• _What this task involves_: Look for the word "programmed" in each line and report the count of matching lines, with nothing added.

• _Information given_:
§ §

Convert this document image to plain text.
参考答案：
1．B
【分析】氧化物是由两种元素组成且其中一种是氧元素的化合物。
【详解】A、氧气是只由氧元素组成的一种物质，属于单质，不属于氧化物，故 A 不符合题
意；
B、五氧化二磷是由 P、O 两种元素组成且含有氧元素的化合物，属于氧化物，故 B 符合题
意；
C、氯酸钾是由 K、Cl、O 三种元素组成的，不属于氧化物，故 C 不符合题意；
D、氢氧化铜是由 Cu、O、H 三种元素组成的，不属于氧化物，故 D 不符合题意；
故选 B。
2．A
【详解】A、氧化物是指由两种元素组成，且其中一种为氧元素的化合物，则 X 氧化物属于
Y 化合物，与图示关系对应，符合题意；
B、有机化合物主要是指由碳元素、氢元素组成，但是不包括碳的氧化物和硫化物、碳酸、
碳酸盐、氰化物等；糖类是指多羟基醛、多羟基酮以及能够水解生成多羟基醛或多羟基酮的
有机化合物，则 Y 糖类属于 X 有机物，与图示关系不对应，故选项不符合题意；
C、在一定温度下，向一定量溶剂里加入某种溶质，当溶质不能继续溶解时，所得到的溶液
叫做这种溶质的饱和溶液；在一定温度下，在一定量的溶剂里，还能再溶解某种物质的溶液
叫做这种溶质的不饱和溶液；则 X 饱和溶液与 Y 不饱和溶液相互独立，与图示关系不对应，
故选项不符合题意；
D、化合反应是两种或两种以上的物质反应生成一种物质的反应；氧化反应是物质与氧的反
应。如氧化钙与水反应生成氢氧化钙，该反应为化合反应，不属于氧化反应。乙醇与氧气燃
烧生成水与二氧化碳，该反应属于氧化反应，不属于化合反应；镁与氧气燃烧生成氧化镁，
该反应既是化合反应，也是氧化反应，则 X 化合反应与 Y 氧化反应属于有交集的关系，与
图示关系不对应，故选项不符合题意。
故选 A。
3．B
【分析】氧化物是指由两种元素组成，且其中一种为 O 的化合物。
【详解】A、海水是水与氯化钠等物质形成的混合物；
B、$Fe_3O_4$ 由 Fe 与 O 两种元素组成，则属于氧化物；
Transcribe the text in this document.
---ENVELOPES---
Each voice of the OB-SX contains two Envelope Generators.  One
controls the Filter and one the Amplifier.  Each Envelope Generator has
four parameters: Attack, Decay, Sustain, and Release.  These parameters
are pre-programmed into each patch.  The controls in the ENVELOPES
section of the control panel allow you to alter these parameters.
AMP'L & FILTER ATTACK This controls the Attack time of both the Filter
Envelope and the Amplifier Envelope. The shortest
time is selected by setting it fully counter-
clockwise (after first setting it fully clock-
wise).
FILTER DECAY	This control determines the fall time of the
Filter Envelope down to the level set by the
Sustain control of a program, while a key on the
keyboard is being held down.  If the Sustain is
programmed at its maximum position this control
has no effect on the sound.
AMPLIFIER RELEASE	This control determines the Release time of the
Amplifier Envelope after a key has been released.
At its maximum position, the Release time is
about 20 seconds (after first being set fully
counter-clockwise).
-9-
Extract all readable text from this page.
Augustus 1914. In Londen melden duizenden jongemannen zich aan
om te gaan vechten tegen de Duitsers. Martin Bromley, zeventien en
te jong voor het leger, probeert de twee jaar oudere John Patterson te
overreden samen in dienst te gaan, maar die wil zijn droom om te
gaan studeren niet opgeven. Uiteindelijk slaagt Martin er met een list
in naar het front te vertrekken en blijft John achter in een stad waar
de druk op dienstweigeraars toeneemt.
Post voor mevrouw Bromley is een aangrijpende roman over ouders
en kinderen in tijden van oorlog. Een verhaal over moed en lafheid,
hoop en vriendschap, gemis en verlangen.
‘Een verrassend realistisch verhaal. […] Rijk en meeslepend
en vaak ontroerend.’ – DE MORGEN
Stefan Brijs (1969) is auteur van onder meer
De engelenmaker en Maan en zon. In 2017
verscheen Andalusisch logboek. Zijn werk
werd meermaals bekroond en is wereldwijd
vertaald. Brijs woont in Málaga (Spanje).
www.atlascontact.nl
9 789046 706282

§ §

• _Output of the task_: 2